## Exercise prompt
Will you output all of the data below exactly, omitting the images?

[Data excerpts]
"""
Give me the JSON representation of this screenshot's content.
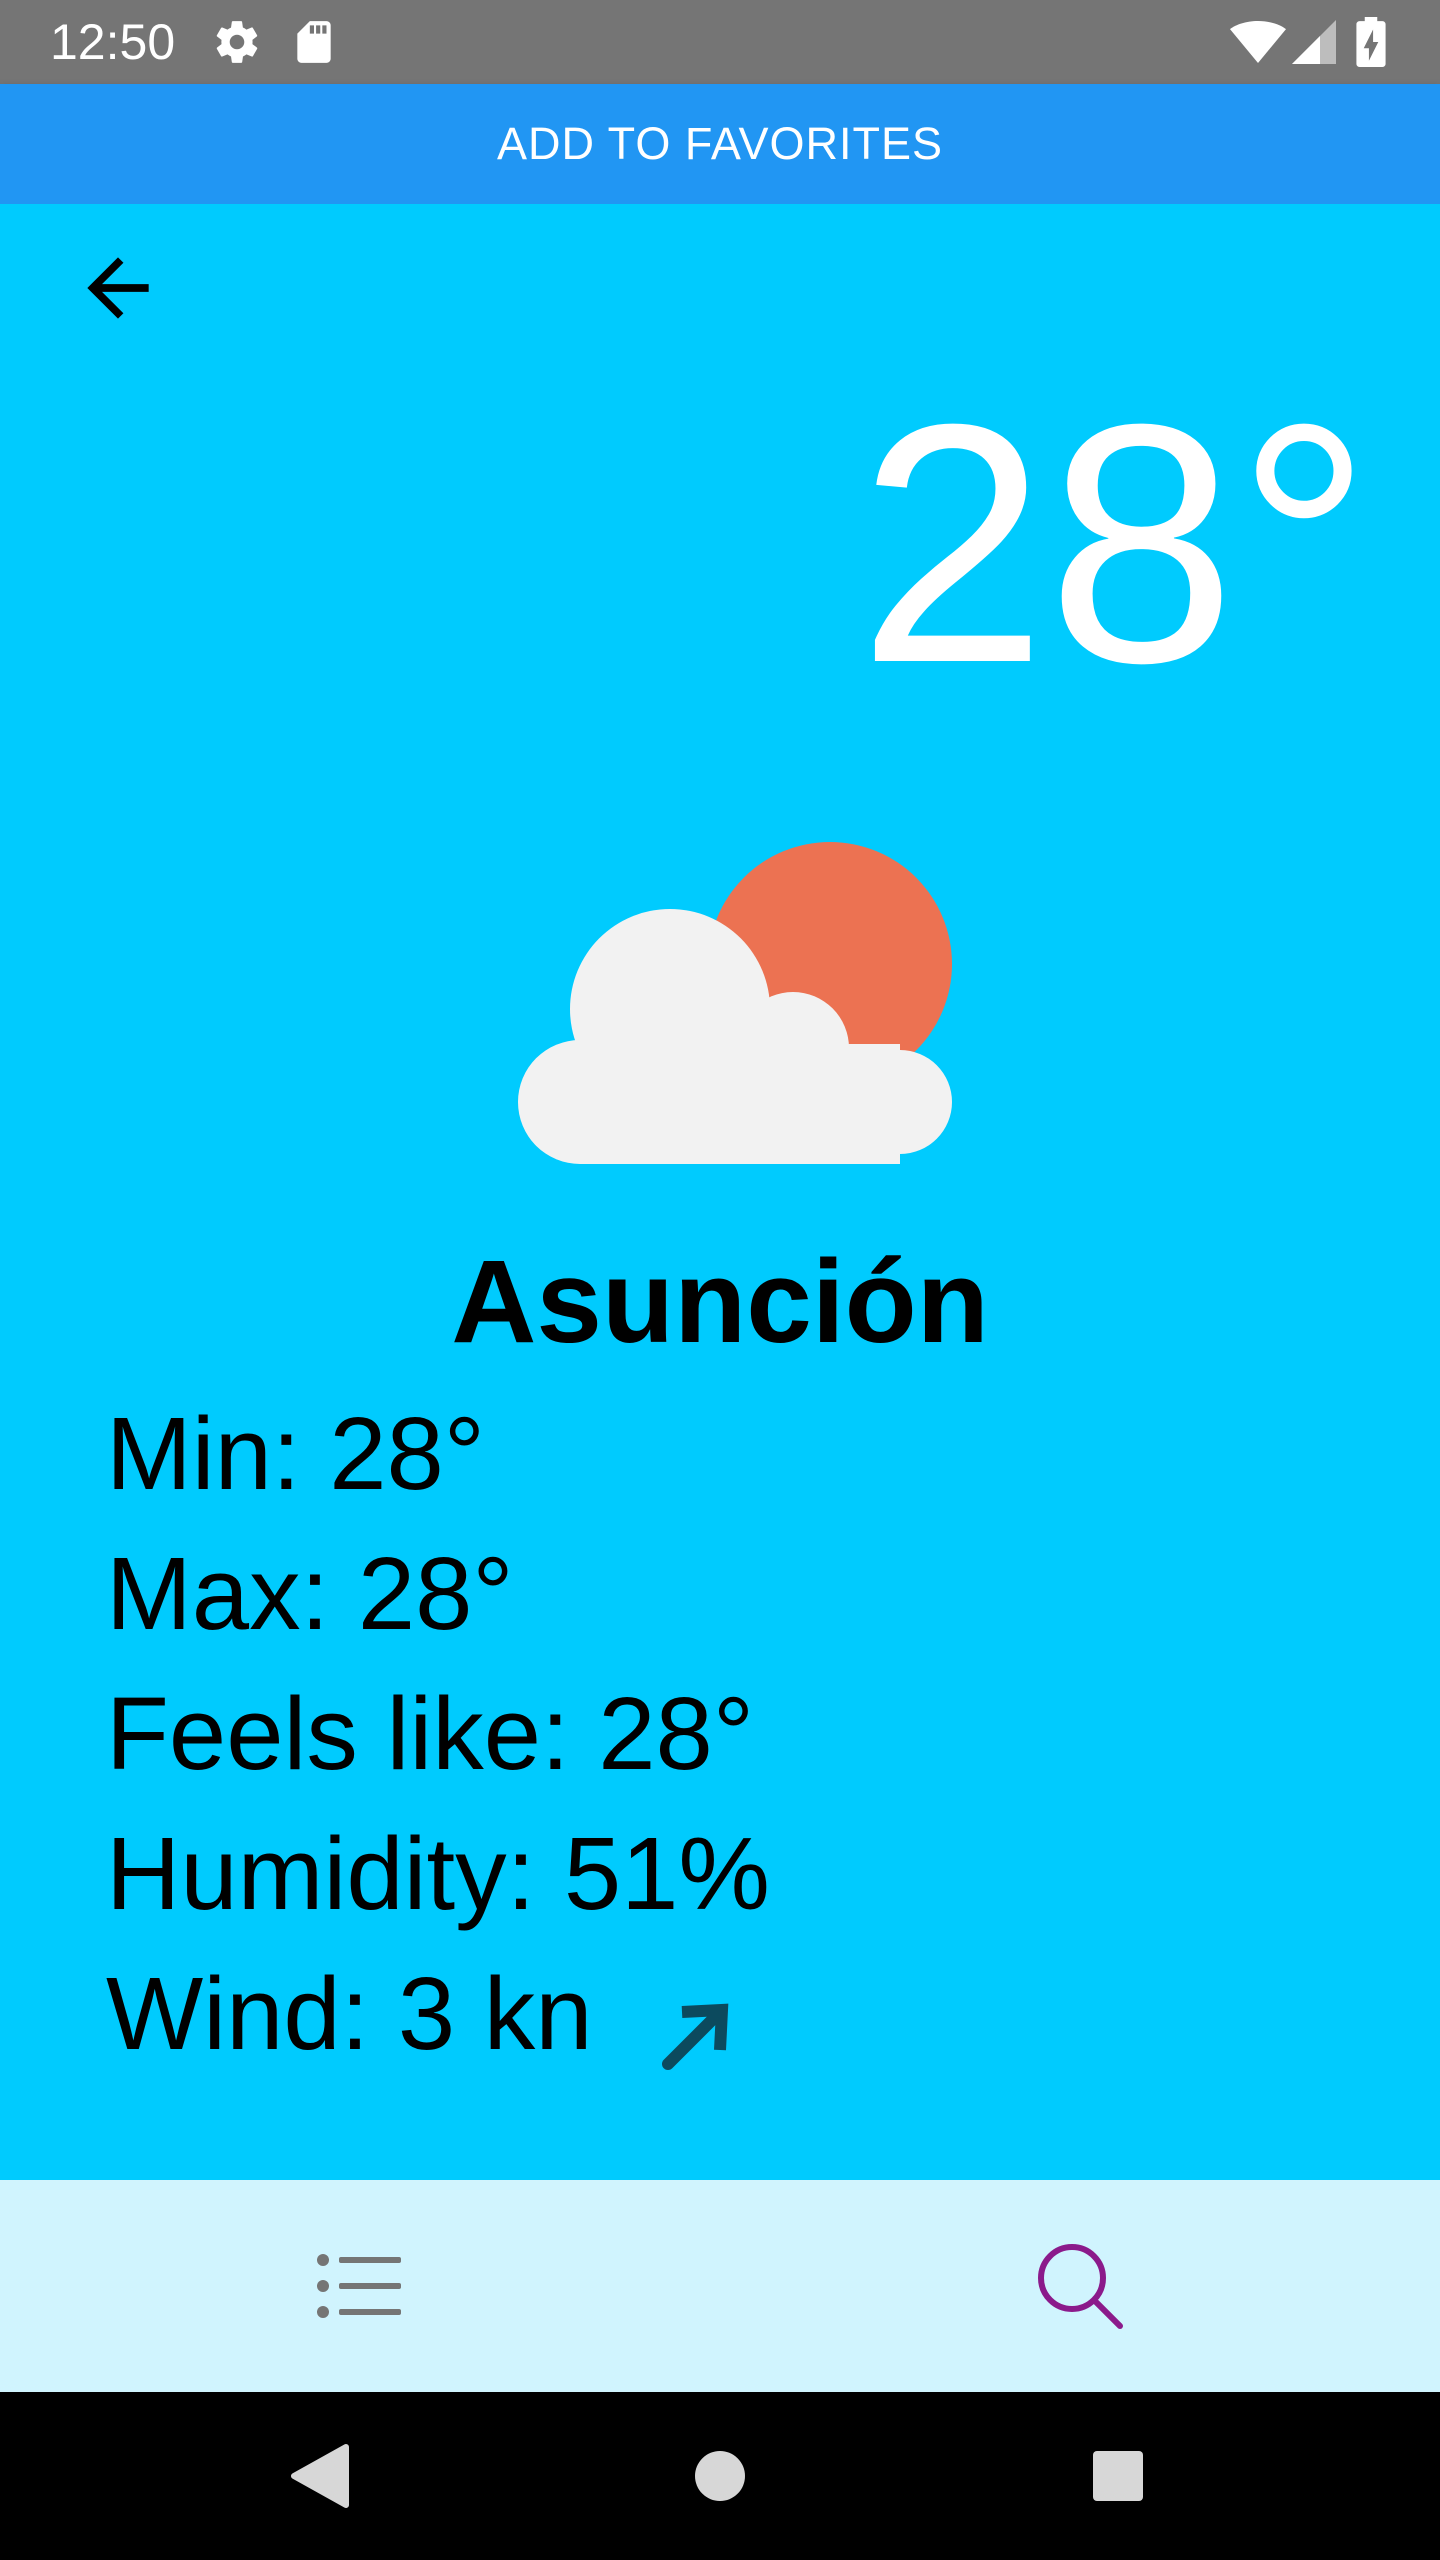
{
  "status_bar": {
    "time": "12:50",
    "icons": [
      "settings-icon",
      "sd-card-icon",
      "wifi-icon",
      "cell-signal-icon",
      "battery-charging-icon"
    ]
  },
  "action": {
    "label": "ADD TO FAVORITES"
  },
  "weather": {
    "temperature": "28°",
    "icon": "partly-cloudy-icon",
    "city": "Asunción",
    "details": {
      "min": "Min: 28°",
      "max": "Max: 28°",
      "feels_like": "Feels like: 28°",
      "humidity": "Humidity: 51%",
      "wind": "Wind: 3 kn"
    }
  },
  "bottom_nav": {
    "items": [
      {
        "icon": "list-icon"
      },
      {
        "icon": "search-icon",
        "active": true
      }
    ]
  },
  "colors": {
    "background": "#00cbfe",
    "action_bar": "#2196f3",
    "bottom_nav": "#d0f4fe",
    "active_nav": "#8b1a8b",
    "sun": "#ec7252",
    "cloud": "#f2f2f2"
  }
}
"""
## Problem solution
Give me the JSON representation of this screenshot's content.
{
  "status_bar": {
    "time": "12:50",
    "icons": [
      "settings-icon",
      "sd-card-icon",
      "wifi-icon",
      "cell-signal-icon",
      "battery-charging-icon"
    ]
  },
  "action": {
    "label": "ADD TO FAVORITES"
  },
  "weather": {
    "temperature": "28°",
    "icon": "partly-cloudy-icon",
    "city": "Asunción",
    "details": {
      "min": "Min: 28°",
      "max": "Max: 28°",
      "feels_like": "Feels like: 28°",
      "humidity": "Humidity: 51%",
      "wind": "Wind: 3 kn"
    }
  },
  "bottom_nav": {
    "items": [
      {
        "icon": "list-icon"
      },
      {
        "icon": "search-icon",
        "active": true
      }
    ]
  },
  "colors": {
    "background": "#00cbfe",
    "action_bar": "#2196f3",
    "bottom_nav": "#d0f4fe",
    "active_nav": "#8b1a8b",
    "sun": "#ec7252",
    "cloud": "#f2f2f2"
  }
}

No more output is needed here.